-- Begin --

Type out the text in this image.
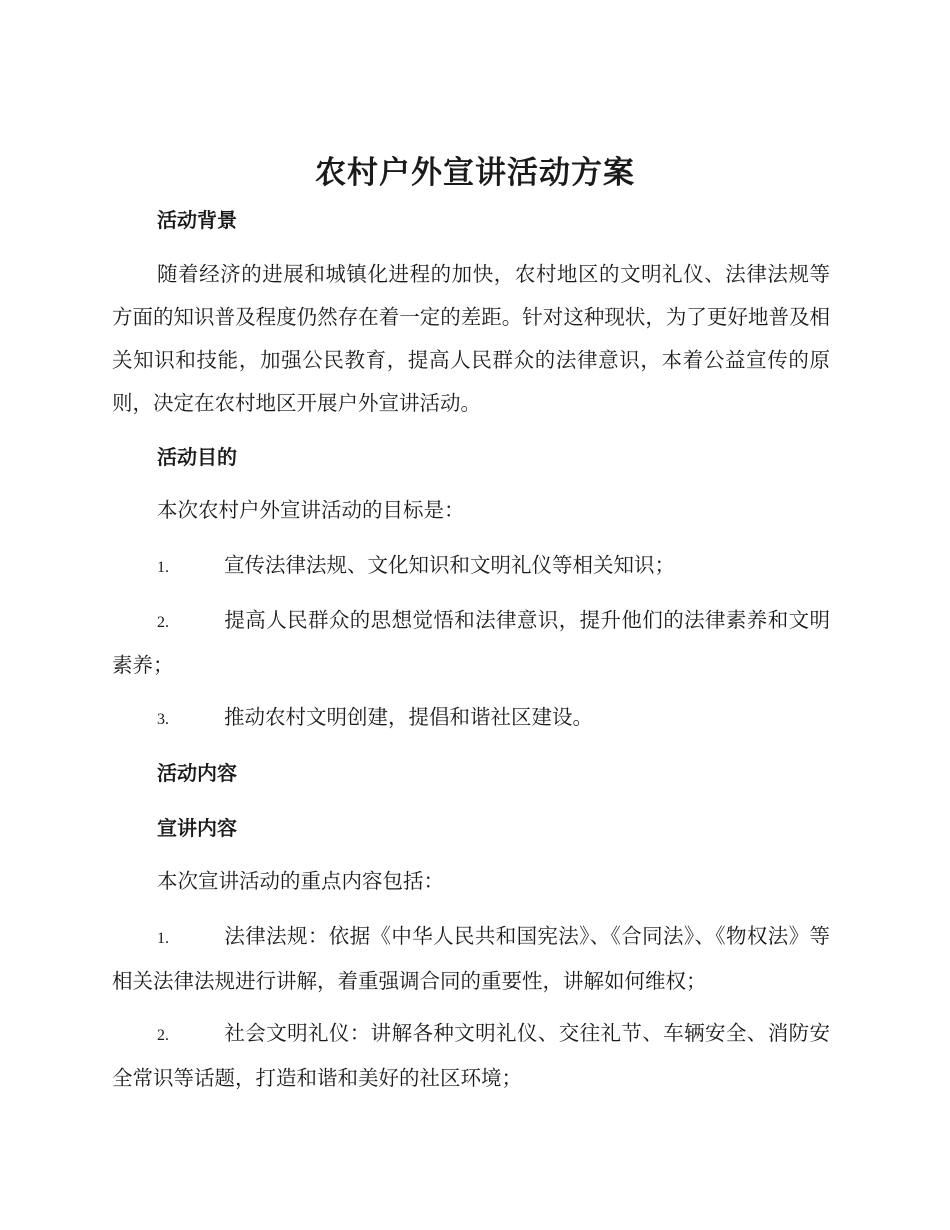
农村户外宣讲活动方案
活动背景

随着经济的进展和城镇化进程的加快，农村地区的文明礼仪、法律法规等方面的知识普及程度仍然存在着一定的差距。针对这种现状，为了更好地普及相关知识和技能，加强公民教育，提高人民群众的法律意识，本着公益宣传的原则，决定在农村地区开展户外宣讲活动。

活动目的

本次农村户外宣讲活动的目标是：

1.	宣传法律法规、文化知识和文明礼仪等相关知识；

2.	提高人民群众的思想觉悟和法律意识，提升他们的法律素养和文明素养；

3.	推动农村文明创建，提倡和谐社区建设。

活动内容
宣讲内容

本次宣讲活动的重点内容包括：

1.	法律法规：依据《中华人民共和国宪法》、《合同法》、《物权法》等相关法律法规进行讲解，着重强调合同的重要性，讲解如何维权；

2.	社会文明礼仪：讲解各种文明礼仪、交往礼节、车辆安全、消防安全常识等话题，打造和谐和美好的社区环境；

-- End --
-- Begin --

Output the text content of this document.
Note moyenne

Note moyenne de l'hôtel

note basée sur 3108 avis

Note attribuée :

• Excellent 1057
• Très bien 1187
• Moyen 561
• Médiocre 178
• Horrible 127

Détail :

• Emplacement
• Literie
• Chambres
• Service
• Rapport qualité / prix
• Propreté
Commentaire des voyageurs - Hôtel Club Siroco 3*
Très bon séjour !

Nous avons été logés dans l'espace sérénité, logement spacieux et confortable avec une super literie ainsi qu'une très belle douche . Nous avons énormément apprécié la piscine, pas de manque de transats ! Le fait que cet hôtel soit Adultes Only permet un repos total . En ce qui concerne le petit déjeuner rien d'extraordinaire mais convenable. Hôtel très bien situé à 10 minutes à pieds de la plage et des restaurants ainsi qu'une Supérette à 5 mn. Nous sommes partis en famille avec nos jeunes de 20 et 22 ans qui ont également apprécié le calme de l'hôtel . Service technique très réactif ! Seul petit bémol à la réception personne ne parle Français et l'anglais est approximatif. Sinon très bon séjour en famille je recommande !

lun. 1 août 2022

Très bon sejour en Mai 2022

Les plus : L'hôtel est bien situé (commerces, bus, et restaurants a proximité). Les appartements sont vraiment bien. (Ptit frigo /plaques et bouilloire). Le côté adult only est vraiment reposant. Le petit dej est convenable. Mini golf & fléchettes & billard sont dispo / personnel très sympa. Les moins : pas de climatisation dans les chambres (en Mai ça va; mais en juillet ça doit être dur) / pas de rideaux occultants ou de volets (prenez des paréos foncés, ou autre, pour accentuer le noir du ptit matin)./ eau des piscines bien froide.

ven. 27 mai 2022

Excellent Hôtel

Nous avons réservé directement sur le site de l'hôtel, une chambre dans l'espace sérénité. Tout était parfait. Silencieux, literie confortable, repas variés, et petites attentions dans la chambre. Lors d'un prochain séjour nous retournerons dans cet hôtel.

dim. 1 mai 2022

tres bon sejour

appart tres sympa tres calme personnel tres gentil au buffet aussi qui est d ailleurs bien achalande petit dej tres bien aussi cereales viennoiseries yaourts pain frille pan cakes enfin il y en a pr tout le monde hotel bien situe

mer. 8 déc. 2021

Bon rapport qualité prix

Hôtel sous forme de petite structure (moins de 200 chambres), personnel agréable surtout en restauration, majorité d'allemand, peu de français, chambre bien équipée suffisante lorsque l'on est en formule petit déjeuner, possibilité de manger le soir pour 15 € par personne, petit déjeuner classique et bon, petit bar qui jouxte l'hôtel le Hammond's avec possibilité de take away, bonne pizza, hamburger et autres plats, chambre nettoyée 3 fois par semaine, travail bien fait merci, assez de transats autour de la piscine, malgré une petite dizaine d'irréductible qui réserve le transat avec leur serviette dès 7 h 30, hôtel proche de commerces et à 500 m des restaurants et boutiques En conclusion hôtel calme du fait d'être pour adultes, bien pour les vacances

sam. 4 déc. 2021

-- End --
-- Begin --

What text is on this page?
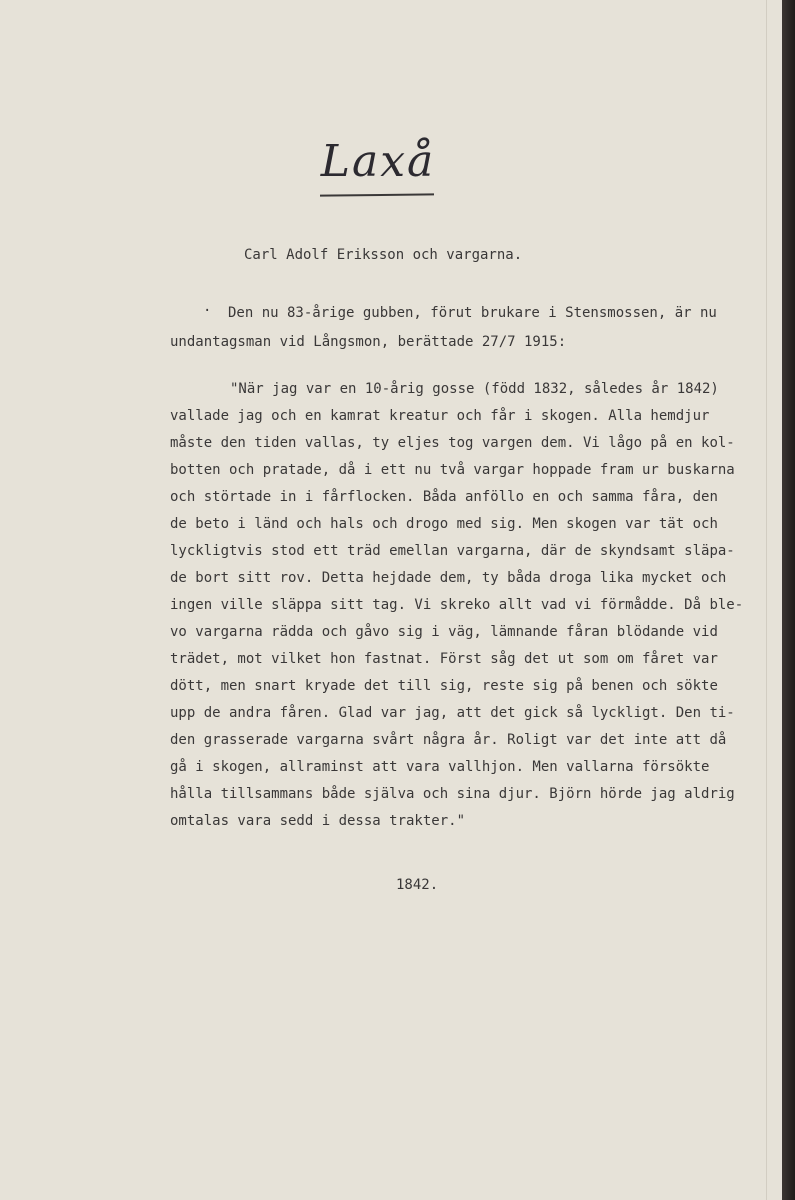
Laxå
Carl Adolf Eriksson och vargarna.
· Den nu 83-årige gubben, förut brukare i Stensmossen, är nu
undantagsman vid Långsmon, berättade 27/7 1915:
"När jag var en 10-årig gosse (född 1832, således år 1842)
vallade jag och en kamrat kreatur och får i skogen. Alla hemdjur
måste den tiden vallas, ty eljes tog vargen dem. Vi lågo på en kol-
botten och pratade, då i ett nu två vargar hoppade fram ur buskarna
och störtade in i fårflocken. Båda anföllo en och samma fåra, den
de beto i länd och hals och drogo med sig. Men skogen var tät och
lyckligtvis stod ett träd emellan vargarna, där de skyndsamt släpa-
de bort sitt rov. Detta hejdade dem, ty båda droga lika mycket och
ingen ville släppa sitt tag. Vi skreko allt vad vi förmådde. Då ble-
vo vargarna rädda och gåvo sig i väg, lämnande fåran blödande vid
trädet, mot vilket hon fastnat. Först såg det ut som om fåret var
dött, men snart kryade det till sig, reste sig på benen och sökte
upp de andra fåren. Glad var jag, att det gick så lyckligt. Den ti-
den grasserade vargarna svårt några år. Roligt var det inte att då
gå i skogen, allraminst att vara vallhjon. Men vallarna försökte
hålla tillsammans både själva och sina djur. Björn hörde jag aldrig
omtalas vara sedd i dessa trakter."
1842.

-- End --

◆ **Request**: Determine the number of lines in the entries above where the string "sejour" appears. Answer with the number alone.

◆ **Correct response**: 2